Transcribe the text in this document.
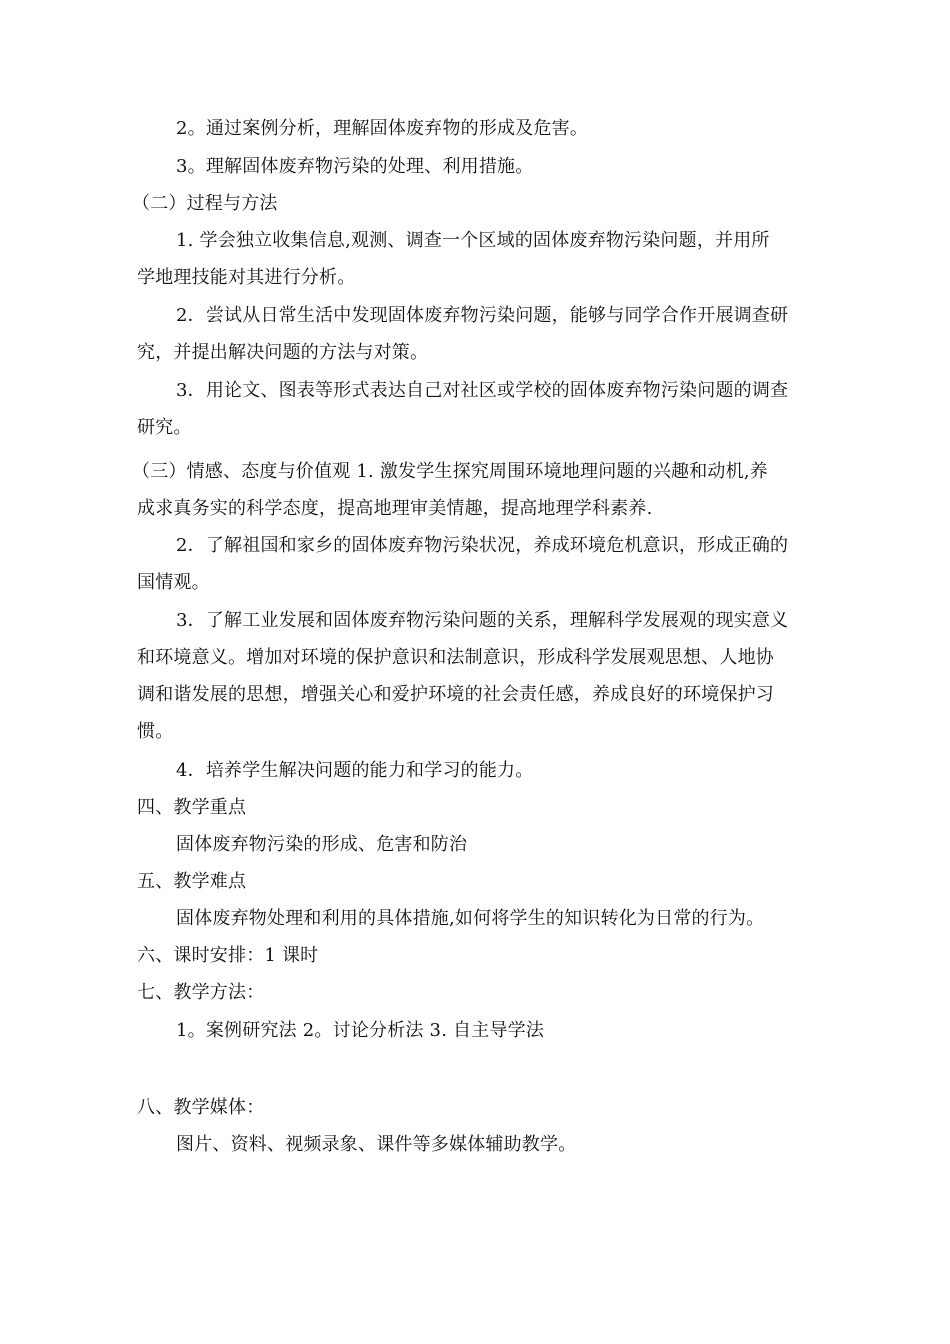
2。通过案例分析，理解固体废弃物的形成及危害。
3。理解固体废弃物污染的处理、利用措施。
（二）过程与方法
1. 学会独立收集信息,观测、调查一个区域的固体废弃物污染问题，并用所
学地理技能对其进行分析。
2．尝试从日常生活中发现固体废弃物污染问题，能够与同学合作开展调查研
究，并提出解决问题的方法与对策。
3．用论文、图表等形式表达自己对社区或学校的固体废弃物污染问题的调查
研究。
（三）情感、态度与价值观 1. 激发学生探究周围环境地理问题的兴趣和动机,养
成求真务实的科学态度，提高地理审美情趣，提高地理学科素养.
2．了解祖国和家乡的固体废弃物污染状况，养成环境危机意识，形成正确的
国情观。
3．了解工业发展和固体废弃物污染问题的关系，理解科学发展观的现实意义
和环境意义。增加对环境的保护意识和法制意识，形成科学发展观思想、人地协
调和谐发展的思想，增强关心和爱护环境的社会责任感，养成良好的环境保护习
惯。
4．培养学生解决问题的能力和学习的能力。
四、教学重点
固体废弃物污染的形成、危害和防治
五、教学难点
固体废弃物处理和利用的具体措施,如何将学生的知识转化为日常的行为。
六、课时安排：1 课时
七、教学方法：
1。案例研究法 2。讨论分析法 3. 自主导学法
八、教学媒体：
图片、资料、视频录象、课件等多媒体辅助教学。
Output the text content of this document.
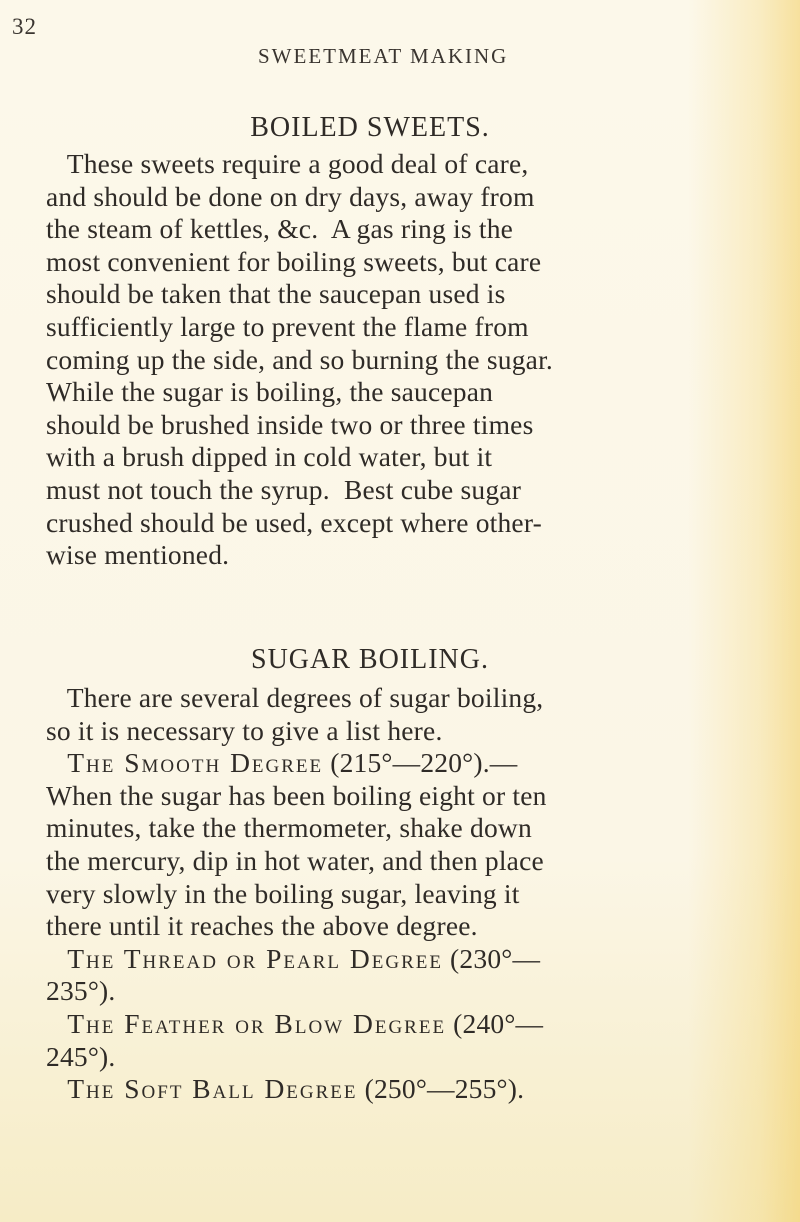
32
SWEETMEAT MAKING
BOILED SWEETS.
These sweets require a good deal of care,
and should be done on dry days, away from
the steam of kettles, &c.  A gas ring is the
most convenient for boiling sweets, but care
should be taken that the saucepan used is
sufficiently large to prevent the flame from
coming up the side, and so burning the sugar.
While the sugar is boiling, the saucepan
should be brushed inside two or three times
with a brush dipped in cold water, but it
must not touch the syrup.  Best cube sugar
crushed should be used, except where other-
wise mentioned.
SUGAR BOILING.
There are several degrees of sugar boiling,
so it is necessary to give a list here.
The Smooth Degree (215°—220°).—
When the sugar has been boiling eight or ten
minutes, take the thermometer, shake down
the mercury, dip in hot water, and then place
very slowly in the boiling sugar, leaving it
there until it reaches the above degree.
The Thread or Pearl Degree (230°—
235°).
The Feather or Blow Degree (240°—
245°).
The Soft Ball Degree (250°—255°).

————————

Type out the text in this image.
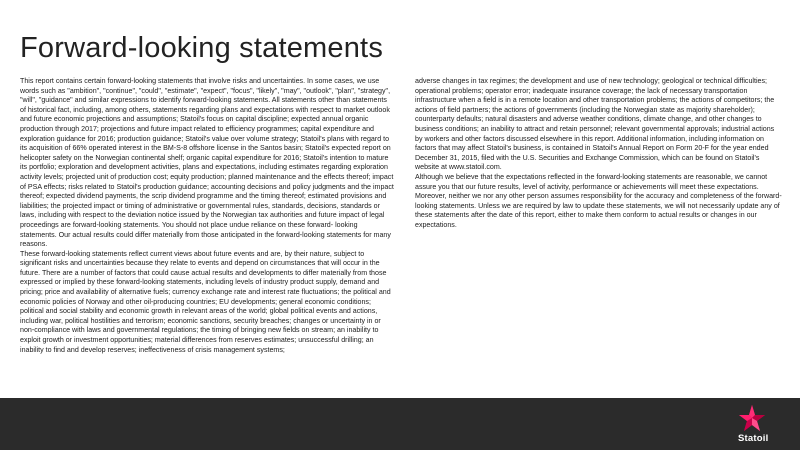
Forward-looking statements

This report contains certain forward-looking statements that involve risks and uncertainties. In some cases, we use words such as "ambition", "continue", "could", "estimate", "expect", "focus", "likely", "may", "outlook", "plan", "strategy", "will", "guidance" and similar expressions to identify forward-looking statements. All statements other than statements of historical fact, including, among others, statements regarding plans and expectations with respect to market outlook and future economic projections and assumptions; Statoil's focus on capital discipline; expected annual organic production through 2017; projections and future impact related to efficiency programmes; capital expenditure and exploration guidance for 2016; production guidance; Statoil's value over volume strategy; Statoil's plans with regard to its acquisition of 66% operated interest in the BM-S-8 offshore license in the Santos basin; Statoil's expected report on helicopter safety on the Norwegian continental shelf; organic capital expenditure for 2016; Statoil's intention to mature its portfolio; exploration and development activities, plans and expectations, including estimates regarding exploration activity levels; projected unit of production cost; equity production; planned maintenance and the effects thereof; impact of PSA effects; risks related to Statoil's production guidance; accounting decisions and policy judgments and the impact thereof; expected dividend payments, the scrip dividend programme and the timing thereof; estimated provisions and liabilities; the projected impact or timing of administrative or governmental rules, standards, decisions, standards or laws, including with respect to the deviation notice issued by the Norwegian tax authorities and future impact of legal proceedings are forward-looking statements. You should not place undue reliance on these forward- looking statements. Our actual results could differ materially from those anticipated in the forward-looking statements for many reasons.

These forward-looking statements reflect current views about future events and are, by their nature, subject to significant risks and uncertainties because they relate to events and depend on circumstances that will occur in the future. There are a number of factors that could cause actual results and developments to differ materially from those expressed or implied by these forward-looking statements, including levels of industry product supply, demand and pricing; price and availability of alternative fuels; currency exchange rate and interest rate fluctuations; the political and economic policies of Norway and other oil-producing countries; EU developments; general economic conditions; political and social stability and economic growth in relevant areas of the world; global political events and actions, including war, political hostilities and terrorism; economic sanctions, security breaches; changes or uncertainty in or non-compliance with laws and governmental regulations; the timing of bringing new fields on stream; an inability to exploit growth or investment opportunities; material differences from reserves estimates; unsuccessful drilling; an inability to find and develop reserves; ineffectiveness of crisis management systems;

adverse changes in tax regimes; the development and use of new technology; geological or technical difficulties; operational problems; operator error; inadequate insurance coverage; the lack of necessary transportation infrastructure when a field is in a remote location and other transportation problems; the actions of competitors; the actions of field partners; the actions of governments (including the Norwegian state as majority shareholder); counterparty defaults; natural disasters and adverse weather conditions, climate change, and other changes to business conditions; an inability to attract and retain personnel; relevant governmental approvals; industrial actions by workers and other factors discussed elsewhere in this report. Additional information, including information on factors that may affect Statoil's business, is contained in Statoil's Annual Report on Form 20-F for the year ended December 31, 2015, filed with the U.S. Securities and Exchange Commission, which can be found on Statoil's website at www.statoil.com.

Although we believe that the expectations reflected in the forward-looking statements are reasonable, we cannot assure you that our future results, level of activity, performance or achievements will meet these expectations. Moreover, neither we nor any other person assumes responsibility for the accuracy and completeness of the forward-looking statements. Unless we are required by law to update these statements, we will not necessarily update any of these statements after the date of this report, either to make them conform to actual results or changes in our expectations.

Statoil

————————

What is required:
Show every line that contains the word "care".

Reply:
These sweets require a good deal of care,
most convenient for boiling sweets, but care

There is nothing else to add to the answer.